▶ PARTS OF THE EXERCISE
[1] Summarize the article on South Africa's special economic zones in two sentences.
[2] Reproduce the passage of the article on special economic zones starting at "Reality may sober" and ending at "and temporary jobs.".

The Isle of Working Man
South Africa should establish economic enclaves that are free from normal rules, similar to what Hong Kong is doing for China.
Minister of Trade and Industry Rob Davies’s new special economic zones fall in the politicians’ old syllogism: we have economic problems; something needs to be done; other countries are doing this; we must do this.
Reality may sober the dream. Special economic zones are supposed to work where the industrial development zones failed. The latter were placed in the most strategic economic nodes—at international airports and sea ports. Taxpayers poured into them R5.3-billion directly and more than R6-billion if one considers all indirect expenses and budgetary allocations. In 10 years the industrial development zones only attracted investment worth R11.8-billion, which, at the most optimistic average rate of taxable retained earnings of 10%, mean taxpayers will never get a meaningful return on their investment.
Employment figures were also disappointing. Most jobs were generated by the building of infrastructure rather than by the businesses such infrastructure was supposed to attract—the majority of the 33 000 was construction and temporary jobs.

▶ COLLECTED MATERIAL
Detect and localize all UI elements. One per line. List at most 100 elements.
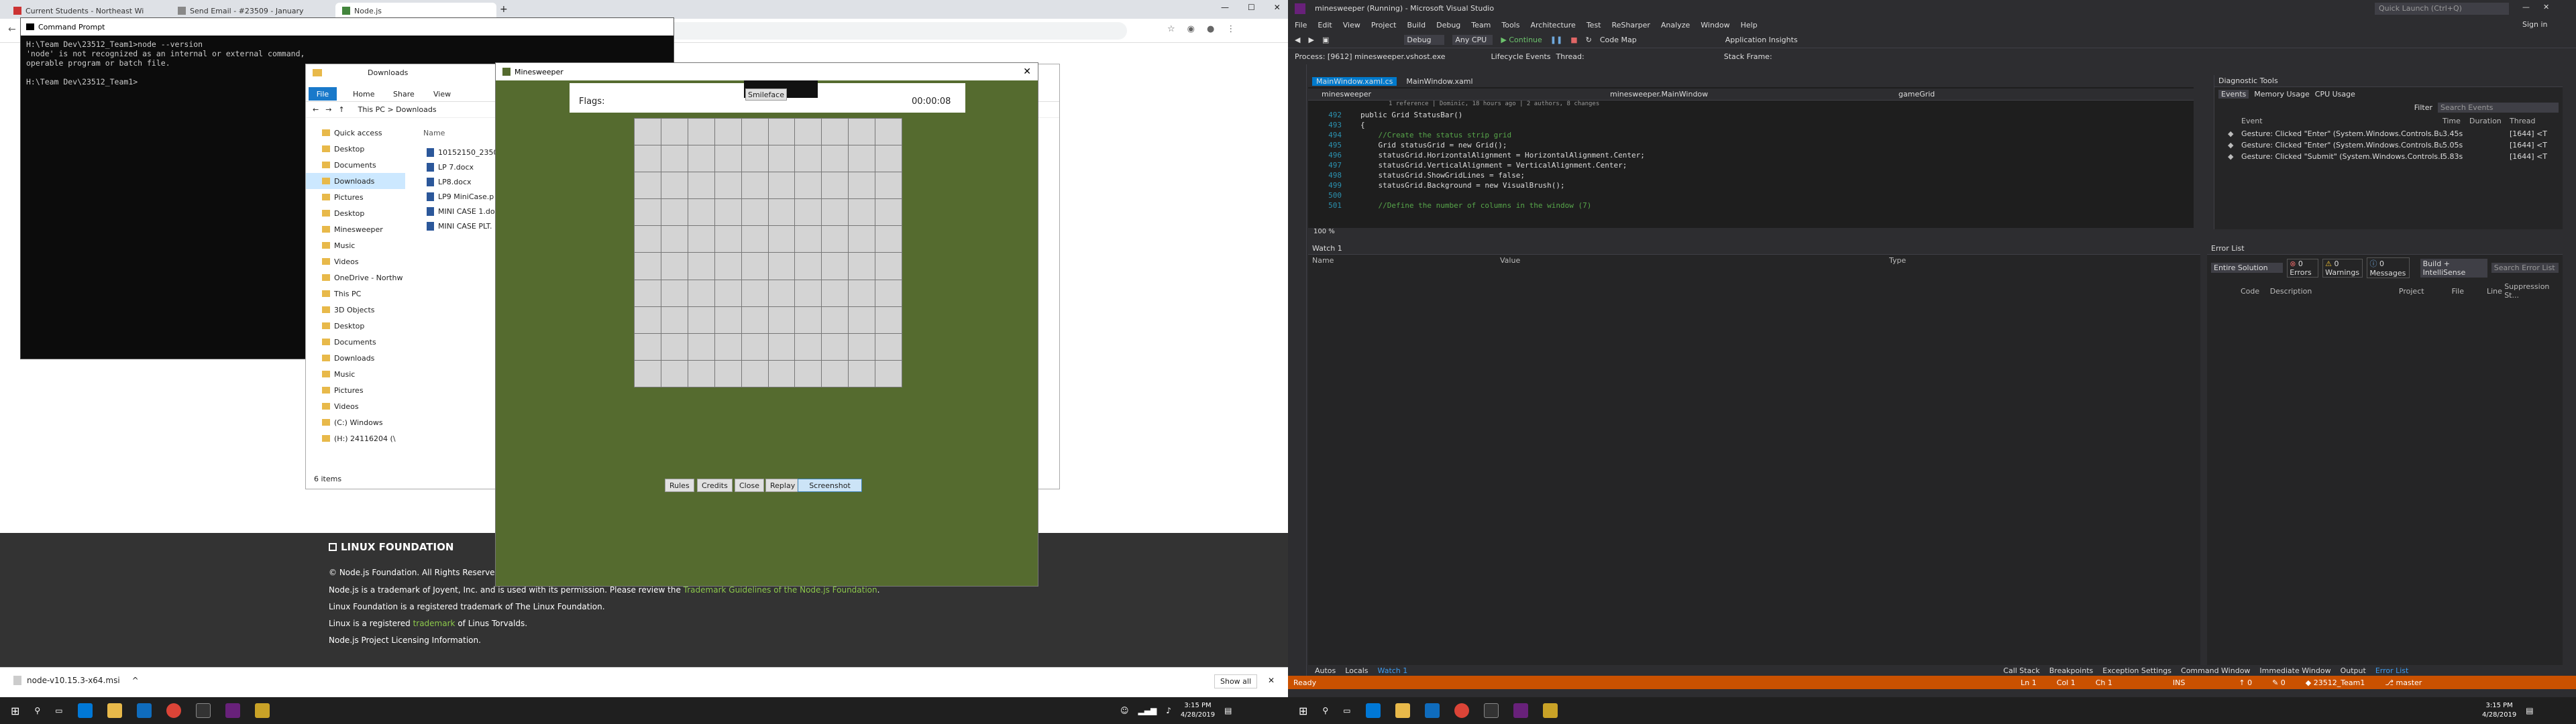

▶ SOLUTIONS BELOW
[1] The article argues that South Africa should set up economic enclaves free from normal rules, as Hong Kong does for China, and it says Minister of Trade and Industry Rob Davies's new special economic zones follow the politicians' old syllogism. It notes that these zones are meant to work where the industrial development zones failed: those zones cost taxpayers R5.3-billion directly, attracted only R11.8-billion in investment in 10 years, and generated mostly construction and temporary jobs among the 33 000 created.

[2]
Reality may sober the dream. Special economic zones are supposed to work where the industrial development zones failed. The latter were placed in the most strategic economic nodes—at international airports and sea ports. Taxpayers poured into them R5.3-billion directly and more than R6-billion if one considers all indirect expenses and budgetary allocations. In 10 years the industrial development zones only attracted investment worth R11.8-billion, which, at the most optimistic average rate of taxable retained earnings of 10%, mean taxpayers will never get a meaningful return on their investment.
Employment figures were also disappointing. Most jobs were generated by the building of infrastructure rather than by the businesses such infrastructure was supposed to attract—the majority of the 33 000 was construction and temporary jobs.